[Begin]
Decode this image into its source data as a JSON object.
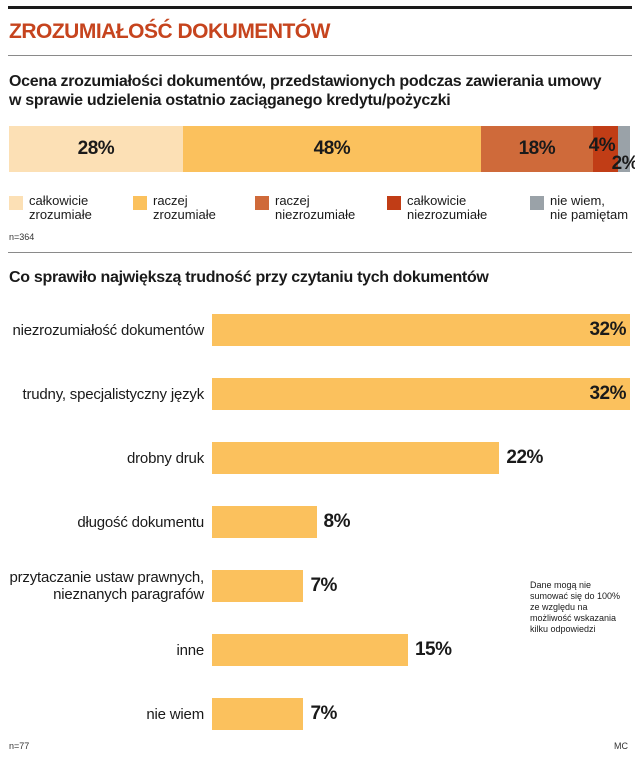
{
  "title": "ZROZUMIAŁOŚĆ DOKUMENTÓW",
  "colors": {
    "title": "#c6441e",
    "fully_understandable": "#fce0b5",
    "rather_understandable": "#fbc15d",
    "rather_not_understandable": "#cf6a3a",
    "fully_not_understandable": "#c13d16",
    "dont_know": "#9aa2a8"
  },
  "chart_data": [
    {
      "type": "bar",
      "orientation": "horizontal-stacked",
      "title": "Ocena zrozumiałości dokumentów, przedstawionych podczas zawierania umowy w sprawie udzielenia ostatnio zaciąganego kredytu/pożyczki",
      "title_lines": [
        "Ocena zrozumiałości dokumentów, przedstawionych podczas zawierania umowy",
        "w sprawie udzielenia ostatnio zaciąganego kredytu/pożyczki"
      ],
      "series": [
        {
          "name": "całkowicie zrozumiałe",
          "legend_lines": [
            "całkowicie",
            "zrozumiałe"
          ],
          "value": 28,
          "label": "28%",
          "color_key": "fully_understandable"
        },
        {
          "name": "raczej zrozumiałe",
          "legend_lines": [
            "raczej",
            "zrozumiałe"
          ],
          "value": 48,
          "label": "48%",
          "color_key": "rather_understandable"
        },
        {
          "name": "raczej niezrozumiałe",
          "legend_lines": [
            "raczej",
            "niezrozumiałe"
          ],
          "value": 18,
          "label": "18%",
          "color_key": "rather_not_understandable"
        },
        {
          "name": "całkowicie niezrozumiałe",
          "legend_lines": [
            "całkowicie",
            "niezrozumiałe"
          ],
          "value": 4,
          "label": "4%",
          "color_key": "fully_not_understandable"
        },
        {
          "name": "nie wiem, nie pamiętam",
          "legend_lines": [
            "nie wiem,",
            "nie pamiętam"
          ],
          "value": 2,
          "label": "2%",
          "color_key": "dont_know"
        }
      ],
      "sample": "n=364"
    },
    {
      "type": "bar",
      "orientation": "horizontal",
      "title": "Co sprawiło największą trudność przy czytaniu tych dokumentów",
      "categories": [
        "niezrozumiałość dokumentów",
        "trudny, specjalistyczny język",
        "drobny druk",
        "długość dokumentu",
        "przytaczanie ustaw prawnych, nieznanych paragrafów",
        "inne",
        "nie wiem"
      ],
      "category_lines": [
        [
          "niezrozumiałość dokumentów"
        ],
        [
          "trudny, specjalistyczny język"
        ],
        [
          "drobny druk"
        ],
        [
          "długość dokumentu"
        ],
        [
          "przytaczanie ustaw prawnych,",
          "nieznanych paragrafów"
        ],
        [
          "inne"
        ],
        [
          "nie wiem"
        ]
      ],
      "values": [
        32,
        32,
        22,
        8,
        7,
        15,
        7
      ],
      "labels": [
        "32%",
        "32%",
        "22%",
        "8%",
        "7%",
        "15%",
        "7%"
      ],
      "bar_color_key": "rather_understandable",
      "xlim": [
        0,
        32
      ],
      "sample": "n=77",
      "note": "Dane mogą nie sumować się do 100% ze względu na możliwość wskazania kilku odpowiedzi"
    }
  ],
  "credit": "MC"
}
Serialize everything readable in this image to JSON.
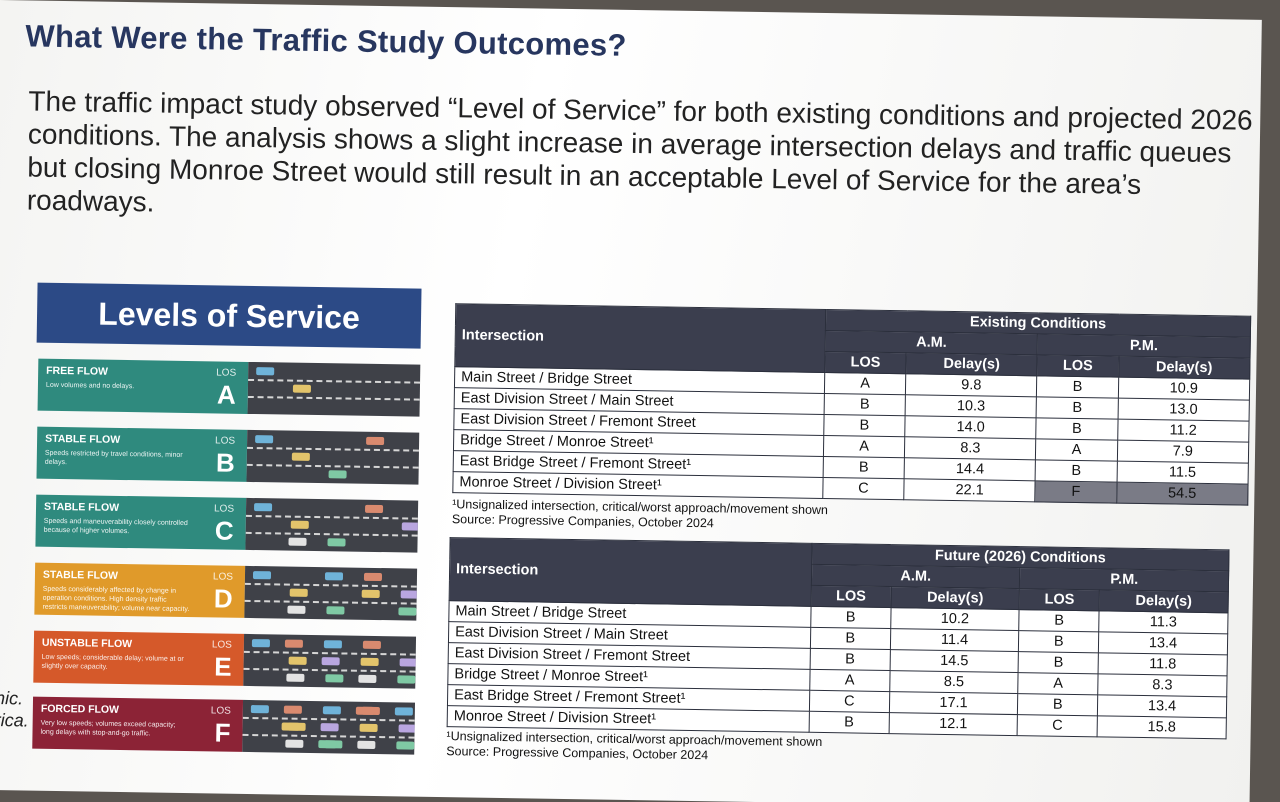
[End]
▶ [Objective] Filter the records above for "image" and copy every matching line.

▶ [Result]
Decode this image into its source data as a JSON object.
Serialize everything readable in this image to JSON.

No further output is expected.